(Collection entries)

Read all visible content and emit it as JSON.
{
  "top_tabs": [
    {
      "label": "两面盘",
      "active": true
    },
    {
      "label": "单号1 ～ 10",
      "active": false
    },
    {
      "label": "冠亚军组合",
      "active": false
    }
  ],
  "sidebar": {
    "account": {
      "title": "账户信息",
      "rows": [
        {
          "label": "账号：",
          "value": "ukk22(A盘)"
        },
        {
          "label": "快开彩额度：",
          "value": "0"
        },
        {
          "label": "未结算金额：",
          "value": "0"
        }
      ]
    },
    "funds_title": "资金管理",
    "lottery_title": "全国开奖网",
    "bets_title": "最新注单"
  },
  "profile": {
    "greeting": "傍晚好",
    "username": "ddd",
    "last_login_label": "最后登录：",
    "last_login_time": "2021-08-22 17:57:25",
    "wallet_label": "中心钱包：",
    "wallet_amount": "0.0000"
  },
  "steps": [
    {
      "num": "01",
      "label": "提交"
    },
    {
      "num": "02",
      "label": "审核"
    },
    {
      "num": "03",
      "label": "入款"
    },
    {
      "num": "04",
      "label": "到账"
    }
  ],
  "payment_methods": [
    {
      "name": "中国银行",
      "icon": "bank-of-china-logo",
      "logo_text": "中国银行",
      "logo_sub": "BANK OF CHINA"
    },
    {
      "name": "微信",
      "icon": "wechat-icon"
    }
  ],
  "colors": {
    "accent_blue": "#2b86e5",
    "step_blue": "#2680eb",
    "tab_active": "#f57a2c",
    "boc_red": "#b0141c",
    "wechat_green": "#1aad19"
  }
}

▶ [EXERCISE DETAILS]
From the records above, extract every line exactly as it stands.

▶ [ANSWER]
Read all visible content and emit it as JSON.
{
  "top_tabs": [
    {
      "label": "两面盘",
      "active": true
    },
    {
      "label": "单号1 ～ 10",
      "active": false
    },
    {
      "label": "冠亚军组合",
      "active": false
    }
  ],
  "sidebar": {
    "account": {
      "title": "账户信息",
      "rows": [
        {
          "label": "账号：",
          "value": "ukk22(A盘)"
        },
        {
          "label": "快开彩额度：",
          "value": "0"
        },
        {
          "label": "未结算金额：",
          "value": "0"
        }
      ]
    },
    "funds_title": "资金管理",
    "lottery_title": "全国开奖网",
    "bets_title": "最新注单"
  },
  "profile": {
    "greeting": "傍晚好",
    "username": "ddd",
    "last_login_label": "最后登录：",
    "last_login_time": "2021-08-22 17:57:25",
    "wallet_label": "中心钱包：",
    "wallet_amount": "0.0000"
  },
  "steps": [
    {
      "num": "01",
      "label": "提交"
    },
    {
      "num": "02",
      "label": "审核"
    },
    {
      "num": "03",
      "label": "入款"
    },
    {
      "num": "04",
      "label": "到账"
    }
  ],
  "payment_methods": [
    {
      "name": "中国银行",
      "icon": "bank-of-china-logo",
      "logo_text": "中国银行",
      "logo_sub": "BANK OF CHINA"
    },
    {
      "name": "微信",
      "icon": "wechat-icon"
    }
  ],
  "colors": {
    "accent_blue": "#2b86e5",
    "step_blue": "#2680eb",
    "tab_active": "#f57a2c",
    "boc_red": "#b0141c",
    "wechat_green": "#1aad19"
  }
}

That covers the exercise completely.